_Written problem_
Return all lines with the word "structured" in them.

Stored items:
============

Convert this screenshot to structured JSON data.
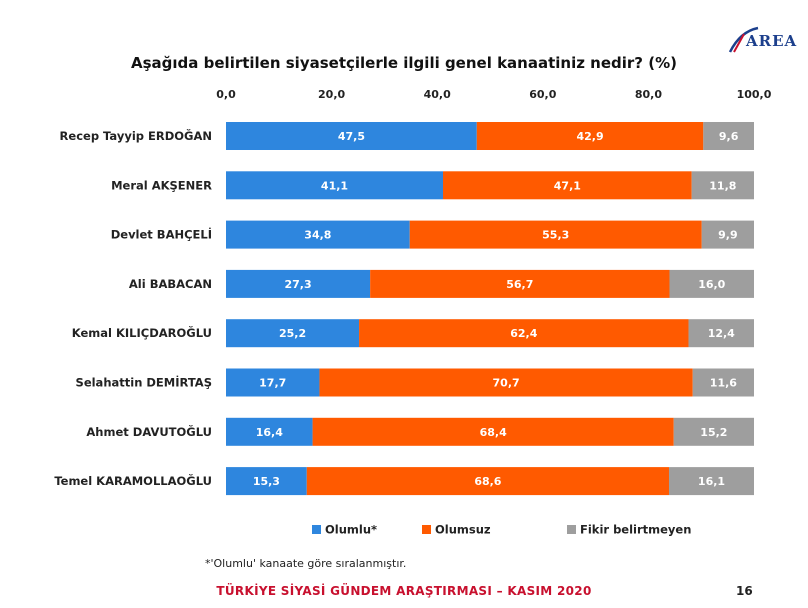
{
  "brand": {
    "logo_text": "AREA",
    "logo_color": "#1c3f8c"
  },
  "chart_data": {
    "type": "bar",
    "orientation": "horizontal",
    "stacked": true,
    "title": "Aşağıda belirtilen siyasetçilerle ilgili genel kanaatiniz nedir? (%)",
    "categories": [
      "Recep Tayyip ERDOĞAN",
      "Meral AKŞENER",
      "Devlet BAHÇELİ",
      "Ali BABACAN",
      "Kemal KILIÇDAROĞLU",
      "Selahattin DEMİRTAŞ",
      "Ahmet DAVUTOĞLU",
      "Temel KARAMOLLAOĞLU"
    ],
    "series": [
      {
        "name": "Olumlu*",
        "color": "#2e86de",
        "values": [
          47.5,
          41.1,
          34.8,
          27.3,
          25.2,
          17.7,
          16.4,
          15.3
        ]
      },
      {
        "name": "Olumsuz",
        "color": "#ff5a00",
        "values": [
          42.9,
          47.1,
          55.3,
          56.7,
          62.4,
          70.7,
          68.4,
          68.6
        ]
      },
      {
        "name": "Fikir belirtmeyen",
        "color": "#9e9e9e",
        "values": [
          9.6,
          11.8,
          9.9,
          16.0,
          12.4,
          11.6,
          15.2,
          16.1
        ]
      }
    ],
    "labels": [
      [
        "47,5",
        "41,1",
        "34,8",
        "27,3",
        "25,2",
        "17,7",
        "16,4",
        "15,3"
      ],
      [
        "42,9",
        "47,1",
        "55,3",
        "56,7",
        "62,4",
        "70,7",
        "68,4",
        "68,6"
      ],
      [
        "9,6",
        "11,8",
        "9,9",
        "16,0",
        "12,4",
        "11,6",
        "15,2",
        "16,1"
      ]
    ],
    "xticks": [
      0,
      20,
      40,
      60,
      80,
      100
    ],
    "xtick_labels": [
      "0,0",
      "20,0",
      "40,0",
      "60,0",
      "80,0",
      "100,0"
    ],
    "xlim": [
      0,
      100
    ],
    "axis_position": "top",
    "grid": false,
    "legend_position": "bottom"
  },
  "footnote": "*'Olumlu' kanaate göre sıralanmıştır.",
  "footer": {
    "title": "TÜRKİYE SİYASİ GÜNDEM ARAŞTIRMASI – KASIM 2020",
    "page_number": "16"
  }
}
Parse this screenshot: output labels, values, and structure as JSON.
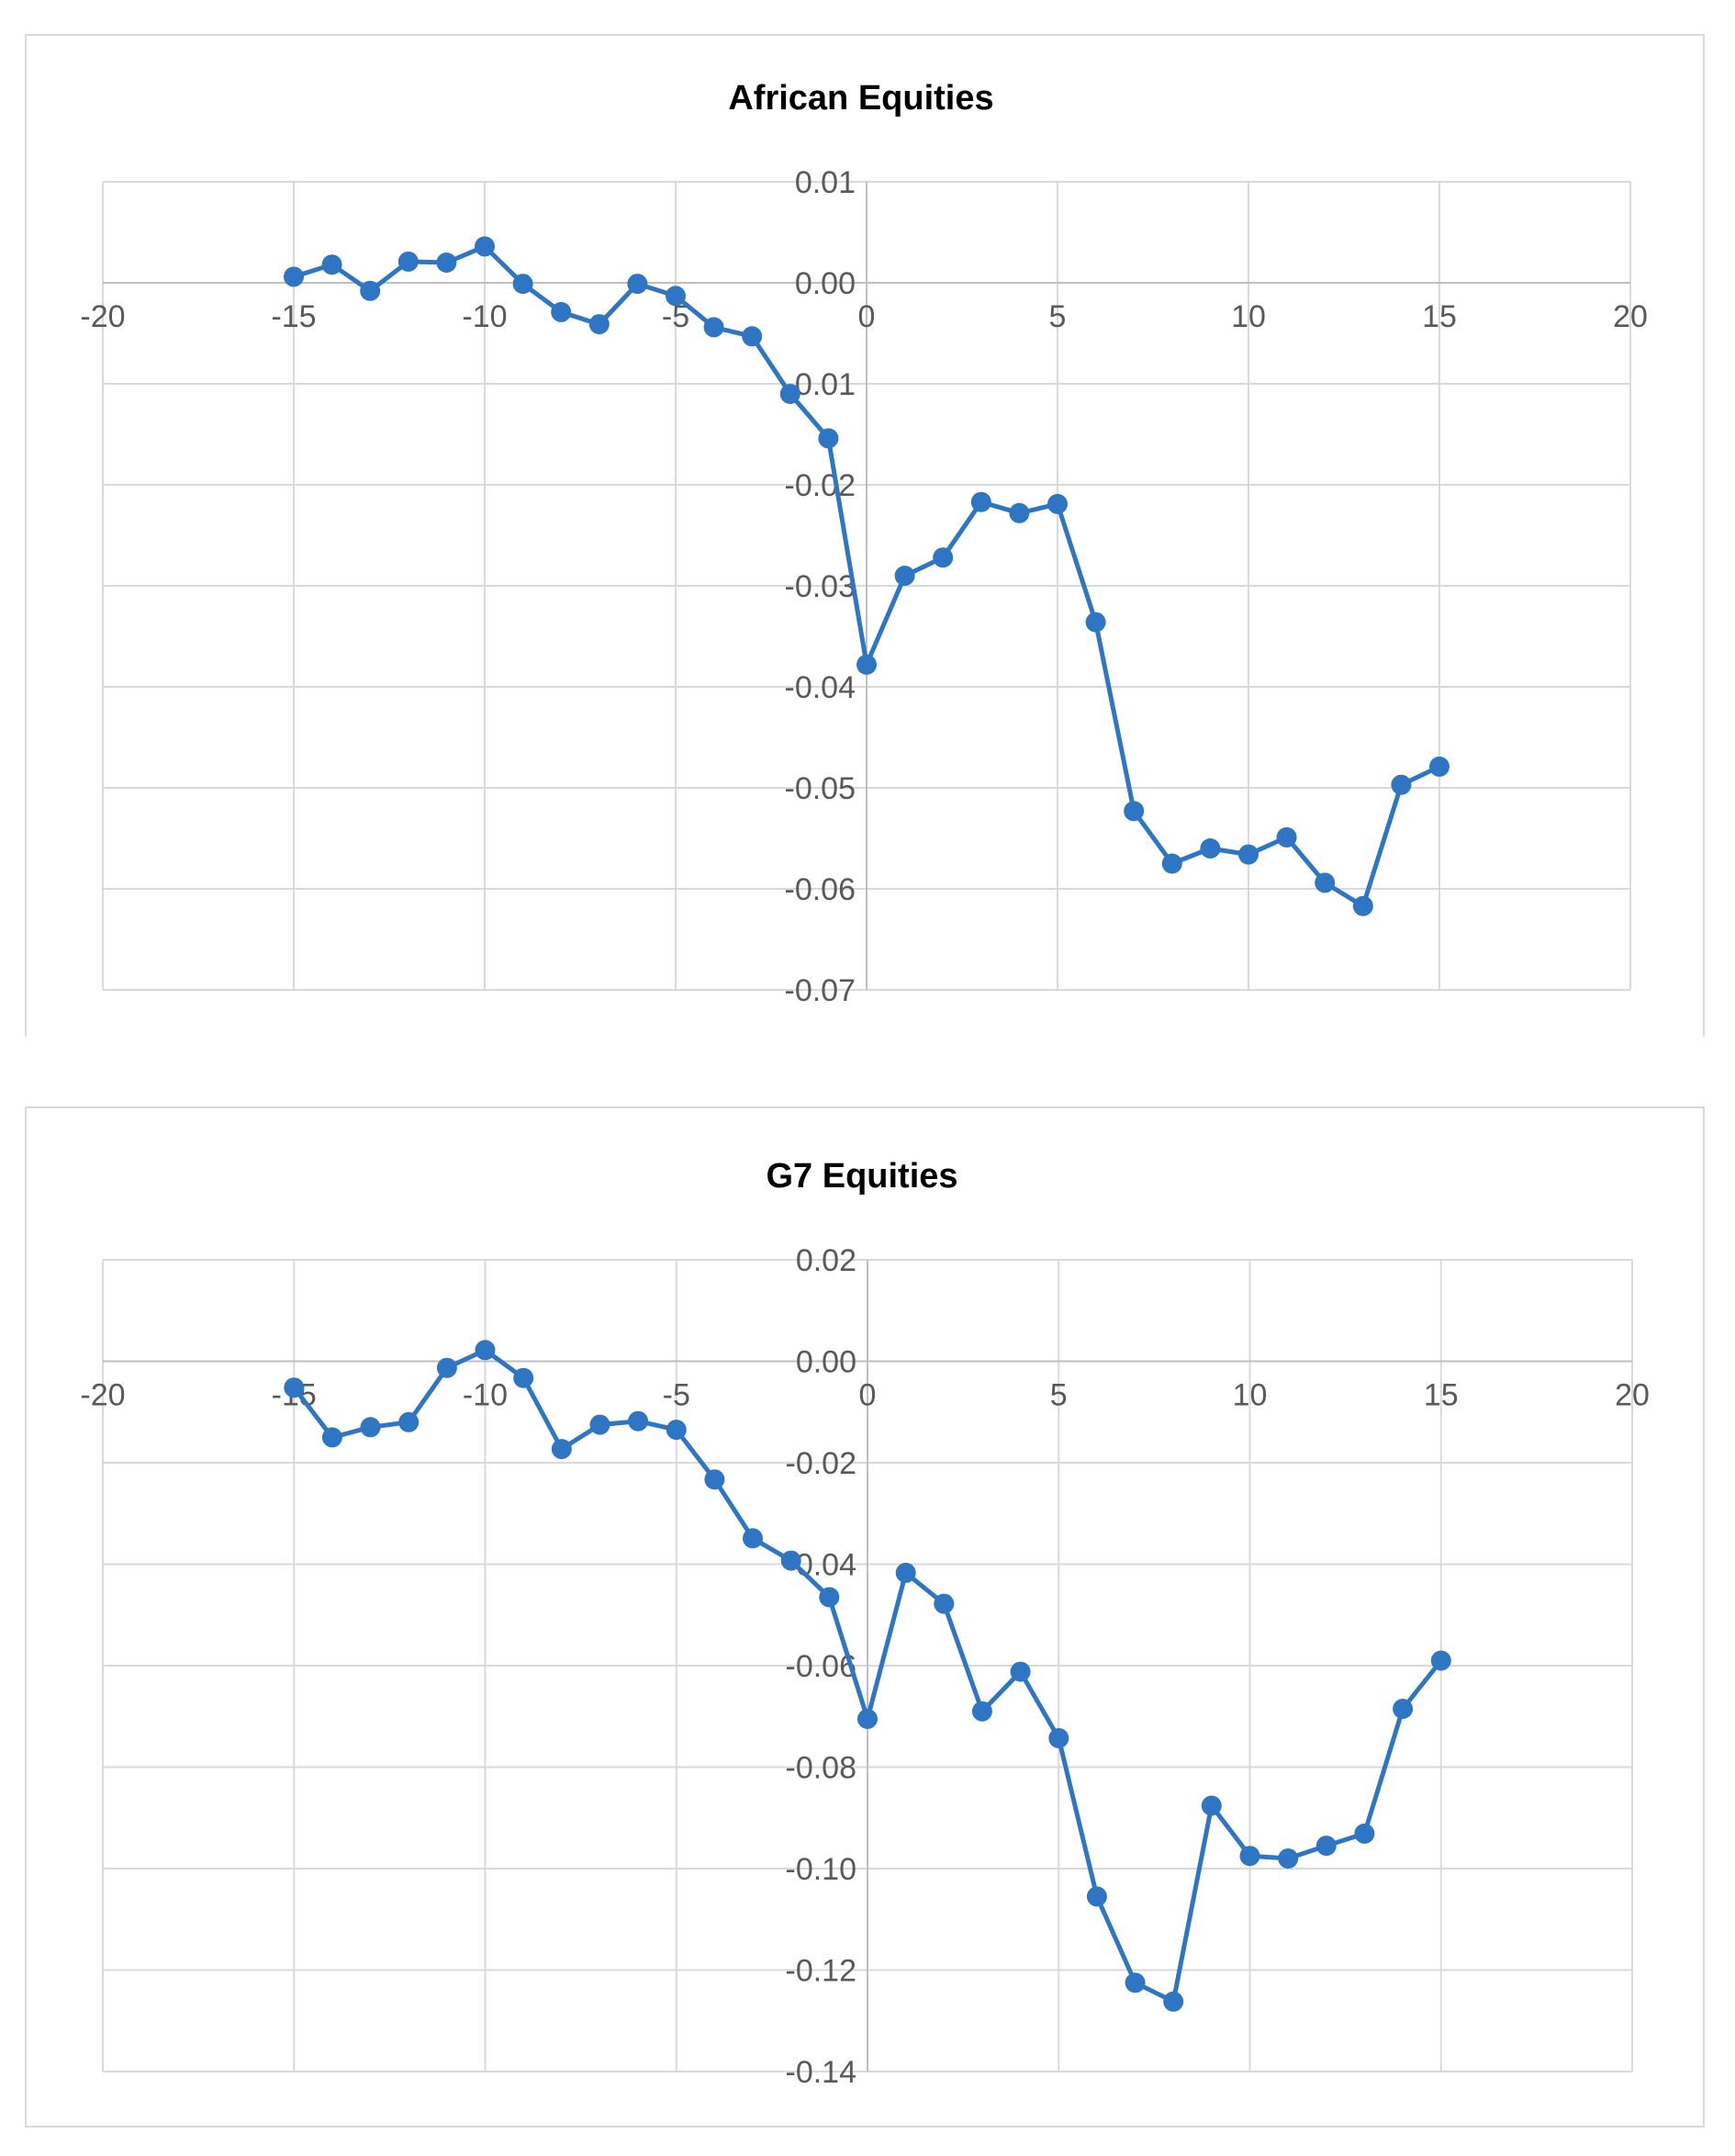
{
  "chart_data": [
    {
      "type": "scatter",
      "title": "African Equities",
      "xlabel": "",
      "ylabel": "",
      "xlim": [
        -20,
        20
      ],
      "ylim": [
        -0.07,
        0.01
      ],
      "xticks": [
        -20,
        -15,
        -10,
        -5,
        0,
        5,
        10,
        15,
        20
      ],
      "yticks": [
        0.01,
        0.0,
        -0.01,
        -0.02,
        -0.03,
        -0.04,
        -0.05,
        -0.06,
        -0.07
      ],
      "xtick_labels": [
        "-20",
        "-15",
        "-10",
        "-5",
        "0",
        "5",
        "10",
        "15",
        "20"
      ],
      "ytick_labels": [
        "0.01",
        "0.00",
        "-0.01",
        "-0.02",
        "-0.03",
        "-0.04",
        "-0.05",
        "-0.06",
        "-0.07"
      ],
      "grid": true,
      "legend": "none",
      "color": "#2E75C3",
      "series": [
        {
          "x": [
            -15,
            -14,
            -13,
            -12,
            -11,
            -10,
            -9,
            -8,
            -7,
            -6,
            -5,
            -4,
            -3,
            -2,
            -1,
            0,
            1,
            2,
            3,
            4,
            5,
            6,
            7,
            8,
            9,
            10,
            11,
            12,
            13,
            14,
            15
          ],
          "y": [
            0.0006,
            0.0018,
            -0.0008,
            0.0021,
            0.002,
            0.0036,
            -0.0001,
            -0.0029,
            -0.0041,
            -0.0001,
            -0.0013,
            -0.0044,
            -0.0053,
            -0.011,
            -0.0154,
            -0.0378,
            -0.029,
            -0.0272,
            -0.0217,
            -0.0228,
            -0.0219,
            -0.0336,
            -0.0523,
            -0.0575,
            -0.056,
            -0.0566,
            -0.0549,
            -0.0594,
            -0.0617,
            -0.0497,
            -0.0479
          ]
        }
      ]
    },
    {
      "type": "scatter",
      "title": "G7 Equities",
      "xlabel": "",
      "ylabel": "",
      "xlim": [
        -20,
        20
      ],
      "ylim": [
        -0.14,
        0.02
      ],
      "xticks": [
        -20,
        -15,
        -10,
        -5,
        0,
        5,
        10,
        15,
        20
      ],
      "yticks": [
        0.02,
        0.0,
        -0.02,
        -0.04,
        -0.06,
        -0.08,
        -0.1,
        -0.12,
        -0.14
      ],
      "xtick_labels": [
        "-20",
        "-15",
        "-10",
        "-5",
        "0",
        "5",
        "10",
        "15",
        "20"
      ],
      "ytick_labels": [
        "0.02",
        "0.00",
        "-0.02",
        "-0.04",
        "-0.06",
        "-0.08",
        "-0.10",
        "-0.12",
        "-0.14"
      ],
      "grid": true,
      "legend": "none",
      "color": "#2E75C3",
      "series": [
        {
          "x": [
            -15,
            -14,
            -13,
            -12,
            -11,
            -10,
            -9,
            -8,
            -7,
            -6,
            -5,
            -4,
            -3,
            -2,
            -1,
            0,
            1,
            2,
            3,
            4,
            5,
            6,
            7,
            8,
            9,
            10,
            11,
            12,
            13,
            14,
            15
          ],
          "y": [
            -0.0052,
            -0.015,
            -0.013,
            -0.012,
            -0.0013,
            0.0022,
            -0.0033,
            -0.0173,
            -0.0125,
            -0.0118,
            -0.0135,
            -0.0233,
            -0.0349,
            -0.0393,
            -0.0465,
            -0.0705,
            -0.0417,
            -0.0478,
            -0.069,
            -0.0612,
            -0.0743,
            -0.1055,
            -0.1225,
            -0.1262,
            -0.0876,
            -0.0975,
            -0.098,
            -0.0955,
            -0.0931,
            -0.0685,
            -0.059
          ]
        }
      ]
    }
  ]
}
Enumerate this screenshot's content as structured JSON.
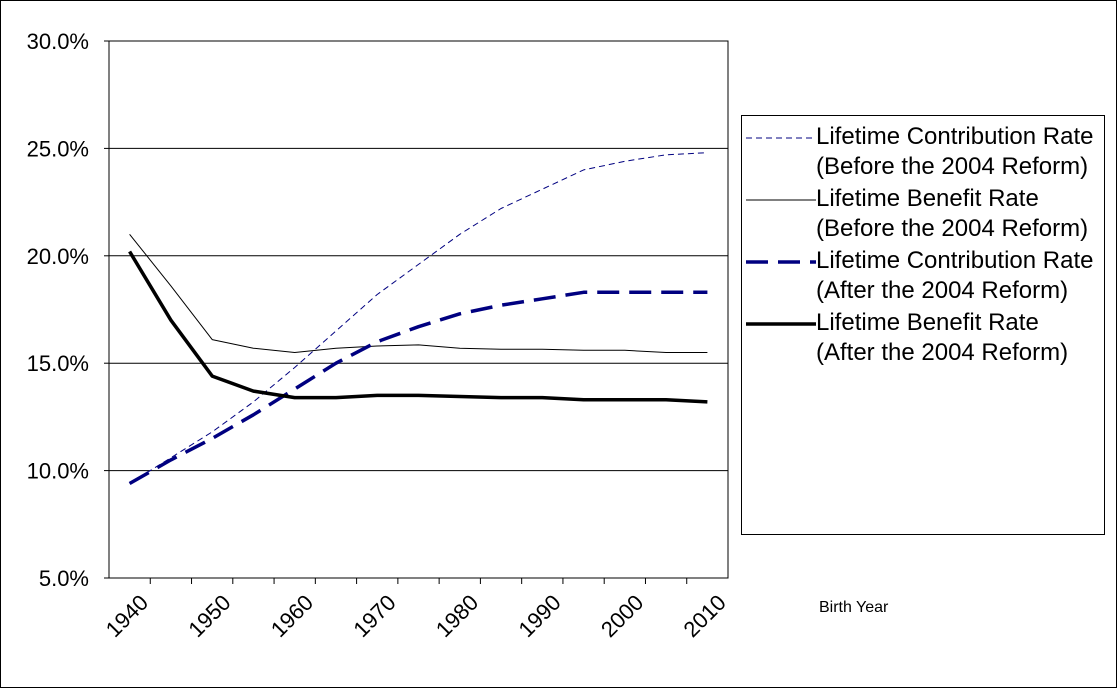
{
  "chart_data": {
    "type": "line",
    "x_label": "Birth Year",
    "categories": [
      "1940",
      null,
      "1950",
      null,
      "1960",
      null,
      "1970",
      null,
      "1980",
      null,
      "1990",
      null,
      "2000",
      null,
      "2010"
    ],
    "ylim": [
      5,
      30
    ],
    "yticks": [
      {
        "value": 5,
        "label": "5.0%"
      },
      {
        "value": 10,
        "label": "10.0%"
      },
      {
        "value": 15,
        "label": "15.0%"
      },
      {
        "value": 20,
        "label": "20.0%"
      },
      {
        "value": 25,
        "label": "25.0%"
      },
      {
        "value": 30,
        "label": "30.0%"
      }
    ],
    "grid": true,
    "series": [
      {
        "name": "Lifetime Contribution Rate (Before the 2004 Reform)",
        "color": "#000080",
        "dashed": true,
        "width": 1,
        "values": [
          9.4,
          10.6,
          11.8,
          13.2,
          14.8,
          16.5,
          18.2,
          19.6,
          21.0,
          22.2,
          23.1,
          24.0,
          24.4,
          24.7,
          24.8
        ]
      },
      {
        "name": "Lifetime Benefit Rate (Before the 2004 Reform)",
        "color": "#000000",
        "dashed": false,
        "width": 1,
        "values": [
          21.0,
          18.6,
          16.1,
          15.7,
          15.5,
          15.7,
          15.8,
          15.85,
          15.7,
          15.65,
          15.65,
          15.6,
          15.6,
          15.5,
          15.5
        ]
      },
      {
        "name": "Lifetime Contribution Rate (After the 2004 Reform)",
        "color": "#000080",
        "dashed": true,
        "width": 3.5,
        "values": [
          9.4,
          10.5,
          11.5,
          12.6,
          13.8,
          15.0,
          16.0,
          16.7,
          17.3,
          17.7,
          18.0,
          18.3,
          18.3,
          18.3,
          18.3
        ]
      },
      {
        "name": "Lifetime Benefit Rate (After the 2004 Reform)",
        "color": "#000000",
        "dashed": false,
        "width": 3.5,
        "values": [
          20.2,
          17.0,
          14.4,
          13.7,
          13.4,
          13.4,
          13.5,
          13.5,
          13.45,
          13.4,
          13.4,
          13.3,
          13.3,
          13.3,
          13.2
        ]
      }
    ]
  }
}
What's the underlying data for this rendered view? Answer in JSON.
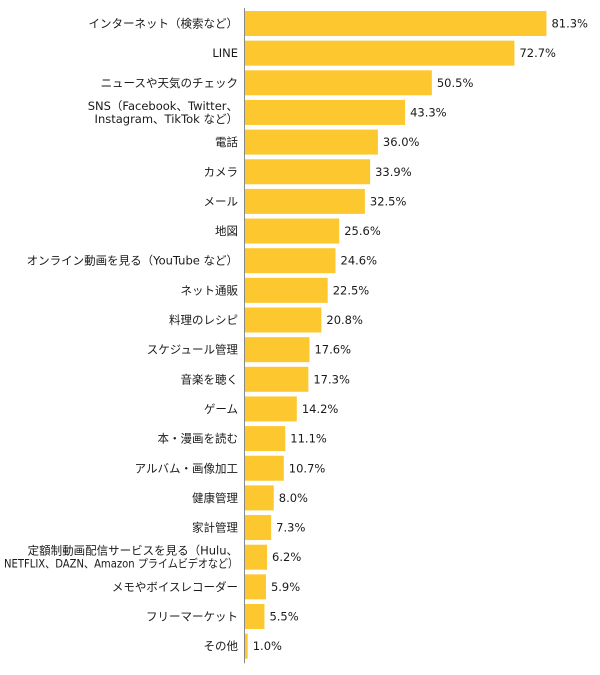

============

_Correct answer_
Convert this screenshot to structured JSON data.
Enumerate this screenshot's content as structured JSON.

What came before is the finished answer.